Recorded data:
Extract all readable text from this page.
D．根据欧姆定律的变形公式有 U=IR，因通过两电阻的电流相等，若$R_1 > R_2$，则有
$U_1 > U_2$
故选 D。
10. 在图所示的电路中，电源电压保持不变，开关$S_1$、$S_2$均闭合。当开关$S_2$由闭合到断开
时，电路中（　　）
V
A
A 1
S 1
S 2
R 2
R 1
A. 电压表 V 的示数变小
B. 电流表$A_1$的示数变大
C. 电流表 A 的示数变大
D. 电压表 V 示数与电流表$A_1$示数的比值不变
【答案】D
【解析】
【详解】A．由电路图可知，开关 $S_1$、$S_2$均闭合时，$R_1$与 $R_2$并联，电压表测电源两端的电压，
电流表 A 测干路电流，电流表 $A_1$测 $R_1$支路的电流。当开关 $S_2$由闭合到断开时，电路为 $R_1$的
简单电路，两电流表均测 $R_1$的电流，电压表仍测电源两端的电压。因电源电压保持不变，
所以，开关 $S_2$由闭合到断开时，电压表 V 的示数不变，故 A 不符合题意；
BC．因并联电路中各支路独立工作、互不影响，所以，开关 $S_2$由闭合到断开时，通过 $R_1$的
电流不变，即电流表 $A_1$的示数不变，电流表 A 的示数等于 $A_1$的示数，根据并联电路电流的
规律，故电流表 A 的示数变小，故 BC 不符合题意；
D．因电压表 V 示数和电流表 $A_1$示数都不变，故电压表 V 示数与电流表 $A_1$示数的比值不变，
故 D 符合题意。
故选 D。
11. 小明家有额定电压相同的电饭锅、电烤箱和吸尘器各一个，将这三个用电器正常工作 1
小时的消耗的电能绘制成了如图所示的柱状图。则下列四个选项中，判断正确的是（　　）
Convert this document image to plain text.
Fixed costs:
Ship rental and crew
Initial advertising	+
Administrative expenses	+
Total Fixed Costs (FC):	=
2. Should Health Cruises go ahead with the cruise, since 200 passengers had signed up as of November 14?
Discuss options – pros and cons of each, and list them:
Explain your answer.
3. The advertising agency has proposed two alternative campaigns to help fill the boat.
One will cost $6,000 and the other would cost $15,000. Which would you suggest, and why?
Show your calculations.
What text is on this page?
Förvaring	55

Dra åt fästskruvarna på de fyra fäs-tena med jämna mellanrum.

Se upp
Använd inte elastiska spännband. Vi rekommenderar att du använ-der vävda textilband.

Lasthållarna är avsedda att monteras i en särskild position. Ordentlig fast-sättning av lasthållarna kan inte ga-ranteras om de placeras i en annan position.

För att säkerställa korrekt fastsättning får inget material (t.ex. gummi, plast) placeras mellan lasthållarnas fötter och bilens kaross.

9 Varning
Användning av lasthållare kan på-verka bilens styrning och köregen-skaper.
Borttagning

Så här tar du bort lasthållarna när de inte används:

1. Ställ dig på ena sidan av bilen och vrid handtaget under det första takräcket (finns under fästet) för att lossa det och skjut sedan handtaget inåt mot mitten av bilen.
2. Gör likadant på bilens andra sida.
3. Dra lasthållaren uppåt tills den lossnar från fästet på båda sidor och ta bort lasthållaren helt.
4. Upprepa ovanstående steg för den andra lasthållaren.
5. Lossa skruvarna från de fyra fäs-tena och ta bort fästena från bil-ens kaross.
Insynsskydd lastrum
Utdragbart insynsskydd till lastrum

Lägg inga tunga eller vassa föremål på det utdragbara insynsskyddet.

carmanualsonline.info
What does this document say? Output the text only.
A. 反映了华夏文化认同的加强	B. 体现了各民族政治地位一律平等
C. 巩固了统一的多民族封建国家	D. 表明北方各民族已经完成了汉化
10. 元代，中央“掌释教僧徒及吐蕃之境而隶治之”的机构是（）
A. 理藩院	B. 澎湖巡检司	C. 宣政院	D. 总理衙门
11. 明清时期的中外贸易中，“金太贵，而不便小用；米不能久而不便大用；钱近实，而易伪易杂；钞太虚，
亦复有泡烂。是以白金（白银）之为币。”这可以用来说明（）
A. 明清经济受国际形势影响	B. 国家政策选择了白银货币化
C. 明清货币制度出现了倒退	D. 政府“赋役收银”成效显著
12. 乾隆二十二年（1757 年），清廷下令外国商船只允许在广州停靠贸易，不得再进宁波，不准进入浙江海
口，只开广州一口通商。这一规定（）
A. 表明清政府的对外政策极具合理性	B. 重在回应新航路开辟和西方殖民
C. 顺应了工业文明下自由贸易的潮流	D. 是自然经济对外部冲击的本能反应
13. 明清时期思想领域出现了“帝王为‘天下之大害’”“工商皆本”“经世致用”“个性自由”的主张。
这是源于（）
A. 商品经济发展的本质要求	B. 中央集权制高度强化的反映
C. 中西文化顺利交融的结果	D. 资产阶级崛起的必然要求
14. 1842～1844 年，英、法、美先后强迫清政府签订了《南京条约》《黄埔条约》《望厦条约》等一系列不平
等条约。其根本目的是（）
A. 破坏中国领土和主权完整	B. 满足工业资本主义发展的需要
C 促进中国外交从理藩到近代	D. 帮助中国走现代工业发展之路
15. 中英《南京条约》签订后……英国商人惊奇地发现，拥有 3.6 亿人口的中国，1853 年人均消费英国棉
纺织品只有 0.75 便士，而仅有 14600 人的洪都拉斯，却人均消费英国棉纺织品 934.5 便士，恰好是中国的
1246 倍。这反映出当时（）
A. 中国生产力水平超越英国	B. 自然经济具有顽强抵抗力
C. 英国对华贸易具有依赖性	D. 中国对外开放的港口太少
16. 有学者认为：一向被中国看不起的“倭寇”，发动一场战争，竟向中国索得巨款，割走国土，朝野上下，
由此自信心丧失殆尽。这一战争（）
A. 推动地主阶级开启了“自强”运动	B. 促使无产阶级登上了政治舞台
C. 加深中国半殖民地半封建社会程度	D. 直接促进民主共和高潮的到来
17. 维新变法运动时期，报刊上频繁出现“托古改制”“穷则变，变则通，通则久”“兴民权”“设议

Exercise directions: Identify the lines that hold the word "What". Copy every one of them.

Answer:
What text is on this page?
What does this document say? Output the text only.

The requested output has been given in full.